--- Data excerpts ---
********************
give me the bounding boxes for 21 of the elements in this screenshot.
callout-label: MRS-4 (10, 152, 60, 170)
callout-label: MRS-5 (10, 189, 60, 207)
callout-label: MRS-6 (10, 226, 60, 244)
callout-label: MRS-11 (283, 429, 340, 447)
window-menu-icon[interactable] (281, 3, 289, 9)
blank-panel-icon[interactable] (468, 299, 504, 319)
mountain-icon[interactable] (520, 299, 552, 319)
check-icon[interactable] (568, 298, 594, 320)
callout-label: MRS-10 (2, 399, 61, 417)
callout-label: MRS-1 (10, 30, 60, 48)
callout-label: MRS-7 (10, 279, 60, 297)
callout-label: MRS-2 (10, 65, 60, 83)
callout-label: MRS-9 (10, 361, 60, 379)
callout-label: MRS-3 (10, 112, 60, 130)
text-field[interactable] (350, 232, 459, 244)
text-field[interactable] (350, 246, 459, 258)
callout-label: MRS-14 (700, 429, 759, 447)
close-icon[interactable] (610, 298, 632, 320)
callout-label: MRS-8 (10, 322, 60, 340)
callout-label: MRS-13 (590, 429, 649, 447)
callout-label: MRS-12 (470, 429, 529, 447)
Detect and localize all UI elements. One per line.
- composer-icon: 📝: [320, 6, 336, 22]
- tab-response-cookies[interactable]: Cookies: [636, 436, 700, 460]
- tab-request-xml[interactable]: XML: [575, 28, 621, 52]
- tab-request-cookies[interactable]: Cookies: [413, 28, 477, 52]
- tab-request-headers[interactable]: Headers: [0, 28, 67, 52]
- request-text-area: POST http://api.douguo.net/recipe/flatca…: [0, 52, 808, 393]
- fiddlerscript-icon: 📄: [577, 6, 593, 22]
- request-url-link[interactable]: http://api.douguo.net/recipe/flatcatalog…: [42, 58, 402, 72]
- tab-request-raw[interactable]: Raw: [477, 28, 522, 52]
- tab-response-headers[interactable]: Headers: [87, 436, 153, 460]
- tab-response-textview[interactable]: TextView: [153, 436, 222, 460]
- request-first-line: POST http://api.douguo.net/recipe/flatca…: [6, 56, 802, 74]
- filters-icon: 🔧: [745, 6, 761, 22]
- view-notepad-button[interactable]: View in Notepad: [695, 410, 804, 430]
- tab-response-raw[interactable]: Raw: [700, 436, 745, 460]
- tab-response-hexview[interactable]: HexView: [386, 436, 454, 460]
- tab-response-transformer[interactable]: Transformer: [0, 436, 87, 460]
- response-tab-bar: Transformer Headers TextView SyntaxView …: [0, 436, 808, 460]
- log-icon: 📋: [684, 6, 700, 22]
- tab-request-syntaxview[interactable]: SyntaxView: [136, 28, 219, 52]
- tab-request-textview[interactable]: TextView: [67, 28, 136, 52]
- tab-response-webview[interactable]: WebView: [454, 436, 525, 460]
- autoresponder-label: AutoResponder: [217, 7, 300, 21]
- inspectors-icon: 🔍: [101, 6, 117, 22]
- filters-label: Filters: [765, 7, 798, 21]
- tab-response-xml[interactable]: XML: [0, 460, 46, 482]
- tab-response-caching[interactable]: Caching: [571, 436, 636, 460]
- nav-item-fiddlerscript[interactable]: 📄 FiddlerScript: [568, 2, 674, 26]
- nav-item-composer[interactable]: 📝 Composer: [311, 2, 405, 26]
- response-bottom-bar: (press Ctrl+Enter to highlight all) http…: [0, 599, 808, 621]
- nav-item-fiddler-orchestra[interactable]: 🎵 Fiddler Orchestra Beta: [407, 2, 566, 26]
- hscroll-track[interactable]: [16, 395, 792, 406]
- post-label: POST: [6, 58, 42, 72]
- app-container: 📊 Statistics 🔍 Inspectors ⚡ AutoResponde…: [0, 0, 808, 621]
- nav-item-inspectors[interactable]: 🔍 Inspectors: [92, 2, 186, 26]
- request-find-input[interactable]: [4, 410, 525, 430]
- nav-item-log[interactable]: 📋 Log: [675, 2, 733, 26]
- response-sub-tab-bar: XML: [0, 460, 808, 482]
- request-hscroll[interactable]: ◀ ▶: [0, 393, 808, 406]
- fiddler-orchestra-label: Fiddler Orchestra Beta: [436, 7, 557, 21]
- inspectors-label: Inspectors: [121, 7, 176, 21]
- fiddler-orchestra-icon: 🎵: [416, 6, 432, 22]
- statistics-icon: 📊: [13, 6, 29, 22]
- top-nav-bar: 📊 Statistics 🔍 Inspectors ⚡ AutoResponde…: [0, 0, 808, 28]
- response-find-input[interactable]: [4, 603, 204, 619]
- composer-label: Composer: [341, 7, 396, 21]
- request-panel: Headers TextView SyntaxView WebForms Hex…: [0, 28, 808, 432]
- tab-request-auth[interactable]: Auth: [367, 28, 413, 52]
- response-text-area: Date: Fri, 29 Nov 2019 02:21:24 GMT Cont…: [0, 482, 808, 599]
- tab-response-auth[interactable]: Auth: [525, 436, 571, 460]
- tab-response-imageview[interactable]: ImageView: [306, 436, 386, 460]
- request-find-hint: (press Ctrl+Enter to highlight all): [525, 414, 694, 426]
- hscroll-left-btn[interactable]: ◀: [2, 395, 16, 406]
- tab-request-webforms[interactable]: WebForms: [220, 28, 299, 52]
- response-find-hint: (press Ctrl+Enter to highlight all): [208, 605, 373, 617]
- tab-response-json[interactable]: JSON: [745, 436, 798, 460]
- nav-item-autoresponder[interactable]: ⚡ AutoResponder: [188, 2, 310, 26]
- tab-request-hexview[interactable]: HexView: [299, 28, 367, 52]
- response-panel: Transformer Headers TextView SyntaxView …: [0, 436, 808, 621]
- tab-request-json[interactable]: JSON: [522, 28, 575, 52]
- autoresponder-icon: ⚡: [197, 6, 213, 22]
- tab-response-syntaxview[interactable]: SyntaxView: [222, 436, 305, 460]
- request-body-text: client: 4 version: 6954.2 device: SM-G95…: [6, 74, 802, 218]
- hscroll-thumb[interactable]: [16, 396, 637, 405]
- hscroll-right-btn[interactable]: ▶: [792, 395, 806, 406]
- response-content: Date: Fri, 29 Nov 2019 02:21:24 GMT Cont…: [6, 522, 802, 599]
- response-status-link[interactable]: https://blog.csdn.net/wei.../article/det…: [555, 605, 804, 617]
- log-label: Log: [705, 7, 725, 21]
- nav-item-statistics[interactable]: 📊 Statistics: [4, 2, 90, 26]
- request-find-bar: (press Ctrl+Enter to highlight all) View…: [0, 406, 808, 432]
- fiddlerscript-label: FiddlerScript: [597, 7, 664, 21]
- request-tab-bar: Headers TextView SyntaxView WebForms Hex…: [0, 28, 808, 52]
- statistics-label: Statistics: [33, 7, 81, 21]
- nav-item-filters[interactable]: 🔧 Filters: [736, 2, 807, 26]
********************
--- Set problem ---
List each line of the items above that contains the string "autoresponder". Case counts.

--- Task result ---
- autoresponder-label: AutoResponder: [217, 7, 300, 21]
- nav-item-autoresponder[interactable]: ⚡ AutoResponder: [188, 2, 310, 26]
- autoresponder-icon: ⚡: [197, 6, 213, 22]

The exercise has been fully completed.